Entries taken from a collection
++++++++++

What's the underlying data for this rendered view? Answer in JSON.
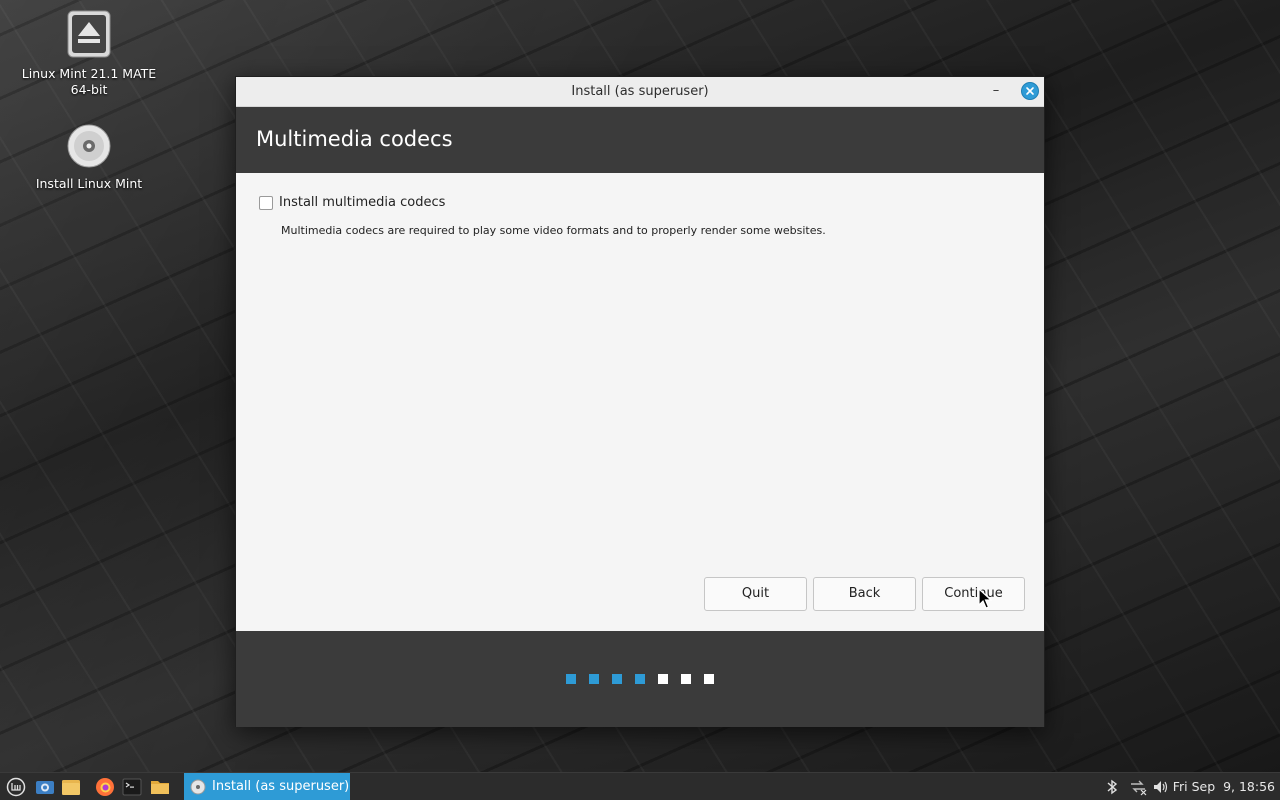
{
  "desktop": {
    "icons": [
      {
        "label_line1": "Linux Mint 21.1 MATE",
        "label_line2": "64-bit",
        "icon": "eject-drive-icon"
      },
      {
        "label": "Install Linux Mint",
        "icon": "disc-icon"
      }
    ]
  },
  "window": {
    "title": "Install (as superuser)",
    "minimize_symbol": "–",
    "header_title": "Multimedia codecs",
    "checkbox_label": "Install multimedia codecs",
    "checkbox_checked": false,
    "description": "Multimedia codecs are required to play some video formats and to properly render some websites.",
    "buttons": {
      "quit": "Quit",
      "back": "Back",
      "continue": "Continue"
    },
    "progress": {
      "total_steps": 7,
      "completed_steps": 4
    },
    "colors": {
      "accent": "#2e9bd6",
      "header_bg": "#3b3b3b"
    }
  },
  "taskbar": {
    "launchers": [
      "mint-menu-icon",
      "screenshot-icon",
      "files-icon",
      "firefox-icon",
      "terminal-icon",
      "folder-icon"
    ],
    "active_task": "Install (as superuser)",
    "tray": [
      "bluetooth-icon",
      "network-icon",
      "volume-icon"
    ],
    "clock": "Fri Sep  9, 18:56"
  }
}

++++++++++

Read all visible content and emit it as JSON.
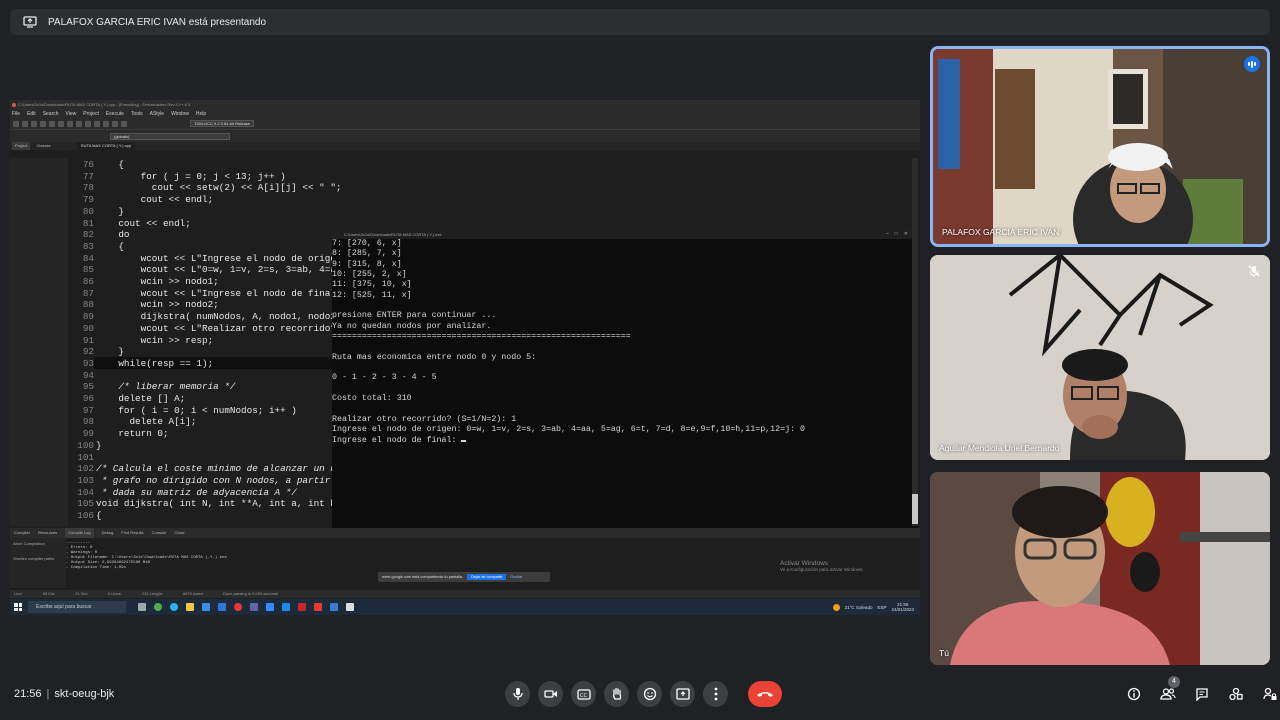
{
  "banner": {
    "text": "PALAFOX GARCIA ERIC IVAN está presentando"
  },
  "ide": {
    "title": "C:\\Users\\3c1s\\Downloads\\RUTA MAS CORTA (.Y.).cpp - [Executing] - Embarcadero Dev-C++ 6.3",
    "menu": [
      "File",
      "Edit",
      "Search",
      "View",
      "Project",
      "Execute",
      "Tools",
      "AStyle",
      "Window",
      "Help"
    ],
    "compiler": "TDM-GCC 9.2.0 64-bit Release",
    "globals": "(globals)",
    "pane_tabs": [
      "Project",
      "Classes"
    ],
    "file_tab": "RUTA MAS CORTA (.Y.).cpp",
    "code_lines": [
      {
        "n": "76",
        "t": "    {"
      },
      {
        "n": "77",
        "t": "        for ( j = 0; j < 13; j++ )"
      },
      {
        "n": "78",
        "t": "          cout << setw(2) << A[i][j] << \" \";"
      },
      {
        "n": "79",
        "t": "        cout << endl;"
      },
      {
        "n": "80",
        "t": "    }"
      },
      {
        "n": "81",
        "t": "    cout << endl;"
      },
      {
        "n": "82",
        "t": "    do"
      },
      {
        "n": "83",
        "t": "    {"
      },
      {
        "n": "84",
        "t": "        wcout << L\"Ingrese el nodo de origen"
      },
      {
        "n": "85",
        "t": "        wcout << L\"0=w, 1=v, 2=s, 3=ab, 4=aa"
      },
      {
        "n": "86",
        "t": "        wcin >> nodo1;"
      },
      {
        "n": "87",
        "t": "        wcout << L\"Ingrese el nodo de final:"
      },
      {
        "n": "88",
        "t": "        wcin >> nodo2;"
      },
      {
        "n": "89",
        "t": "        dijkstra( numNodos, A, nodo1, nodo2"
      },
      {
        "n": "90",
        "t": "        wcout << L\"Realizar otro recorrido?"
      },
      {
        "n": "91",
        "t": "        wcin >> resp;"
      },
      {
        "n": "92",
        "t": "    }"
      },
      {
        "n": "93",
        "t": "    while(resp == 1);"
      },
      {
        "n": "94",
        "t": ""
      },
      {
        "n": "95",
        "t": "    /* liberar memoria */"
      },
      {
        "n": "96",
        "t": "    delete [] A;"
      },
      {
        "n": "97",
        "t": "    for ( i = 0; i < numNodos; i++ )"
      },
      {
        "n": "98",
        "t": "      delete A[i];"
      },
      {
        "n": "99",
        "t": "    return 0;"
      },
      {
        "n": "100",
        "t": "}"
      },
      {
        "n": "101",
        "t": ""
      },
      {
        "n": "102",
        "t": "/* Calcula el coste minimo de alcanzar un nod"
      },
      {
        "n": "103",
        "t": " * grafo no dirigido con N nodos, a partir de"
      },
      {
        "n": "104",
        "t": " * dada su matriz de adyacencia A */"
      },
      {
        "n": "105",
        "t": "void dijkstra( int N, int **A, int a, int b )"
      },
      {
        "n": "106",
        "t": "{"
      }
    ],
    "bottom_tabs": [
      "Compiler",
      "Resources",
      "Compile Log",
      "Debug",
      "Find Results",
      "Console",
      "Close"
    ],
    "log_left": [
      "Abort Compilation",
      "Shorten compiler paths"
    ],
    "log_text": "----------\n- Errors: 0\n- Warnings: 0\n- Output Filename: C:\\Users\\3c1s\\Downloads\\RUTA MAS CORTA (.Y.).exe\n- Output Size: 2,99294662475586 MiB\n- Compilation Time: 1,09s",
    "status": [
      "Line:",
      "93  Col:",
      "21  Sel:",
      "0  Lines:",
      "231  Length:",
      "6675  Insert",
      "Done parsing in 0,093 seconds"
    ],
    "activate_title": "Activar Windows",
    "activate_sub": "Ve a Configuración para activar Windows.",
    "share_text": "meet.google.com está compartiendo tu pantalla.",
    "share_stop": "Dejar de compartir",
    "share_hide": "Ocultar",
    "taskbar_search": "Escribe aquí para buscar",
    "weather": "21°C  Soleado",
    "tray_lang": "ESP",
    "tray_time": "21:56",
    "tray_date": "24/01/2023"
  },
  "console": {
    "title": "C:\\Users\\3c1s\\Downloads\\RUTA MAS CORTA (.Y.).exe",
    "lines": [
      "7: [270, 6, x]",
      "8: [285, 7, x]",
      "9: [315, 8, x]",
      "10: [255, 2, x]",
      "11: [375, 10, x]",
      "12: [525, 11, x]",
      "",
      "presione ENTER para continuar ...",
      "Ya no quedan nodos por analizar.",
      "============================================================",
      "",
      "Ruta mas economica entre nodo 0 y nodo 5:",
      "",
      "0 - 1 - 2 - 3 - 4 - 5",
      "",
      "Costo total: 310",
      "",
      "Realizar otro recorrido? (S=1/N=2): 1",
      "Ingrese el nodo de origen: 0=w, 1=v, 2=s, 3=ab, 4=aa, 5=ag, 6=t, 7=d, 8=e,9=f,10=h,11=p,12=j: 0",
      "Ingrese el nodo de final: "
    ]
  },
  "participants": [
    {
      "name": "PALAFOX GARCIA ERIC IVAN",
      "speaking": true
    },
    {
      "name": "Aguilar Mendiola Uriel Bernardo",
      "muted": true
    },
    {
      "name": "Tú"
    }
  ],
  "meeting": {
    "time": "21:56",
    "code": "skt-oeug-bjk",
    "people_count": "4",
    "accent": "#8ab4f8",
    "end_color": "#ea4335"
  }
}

++++++++++

*WRITTEN PROBLEM:* All lines that include "codecs" are to be gathered and copied.

*RESULT:*
    "header_title": "Multimedia codecs",
    "checkbox_label": "Install multimedia codecs",
    "description": "Multimedia codecs are required to play some video formats and to properly render some websites.",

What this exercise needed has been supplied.